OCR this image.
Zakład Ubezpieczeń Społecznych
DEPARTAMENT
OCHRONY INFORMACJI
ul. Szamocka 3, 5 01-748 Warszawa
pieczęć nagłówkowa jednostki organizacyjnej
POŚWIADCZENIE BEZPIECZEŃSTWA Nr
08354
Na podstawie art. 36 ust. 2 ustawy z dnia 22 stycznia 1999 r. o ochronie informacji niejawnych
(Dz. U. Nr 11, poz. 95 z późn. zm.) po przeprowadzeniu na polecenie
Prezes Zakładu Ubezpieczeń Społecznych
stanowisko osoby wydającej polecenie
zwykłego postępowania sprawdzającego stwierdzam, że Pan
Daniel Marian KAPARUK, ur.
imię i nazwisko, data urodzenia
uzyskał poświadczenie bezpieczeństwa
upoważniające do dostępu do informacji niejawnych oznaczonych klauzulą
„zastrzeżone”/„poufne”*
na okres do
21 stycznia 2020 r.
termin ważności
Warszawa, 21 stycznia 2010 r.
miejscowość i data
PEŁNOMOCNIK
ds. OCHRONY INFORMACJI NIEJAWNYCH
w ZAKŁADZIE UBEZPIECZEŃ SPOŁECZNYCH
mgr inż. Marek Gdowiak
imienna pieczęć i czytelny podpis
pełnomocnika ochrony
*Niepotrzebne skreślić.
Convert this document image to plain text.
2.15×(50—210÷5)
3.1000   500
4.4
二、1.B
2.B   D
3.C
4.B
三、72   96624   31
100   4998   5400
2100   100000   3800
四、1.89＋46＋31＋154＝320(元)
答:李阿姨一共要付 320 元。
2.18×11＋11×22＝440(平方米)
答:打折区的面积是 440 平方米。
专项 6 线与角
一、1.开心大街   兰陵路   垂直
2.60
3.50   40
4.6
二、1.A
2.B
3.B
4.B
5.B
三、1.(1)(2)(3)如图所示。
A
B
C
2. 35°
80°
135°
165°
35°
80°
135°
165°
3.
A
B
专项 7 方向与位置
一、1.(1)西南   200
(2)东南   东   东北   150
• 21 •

• **EXERCISE**: From the listing above, return each line with the word "this".

• **RESPONSE**:
OCR this image.
Convert this document image to plain text.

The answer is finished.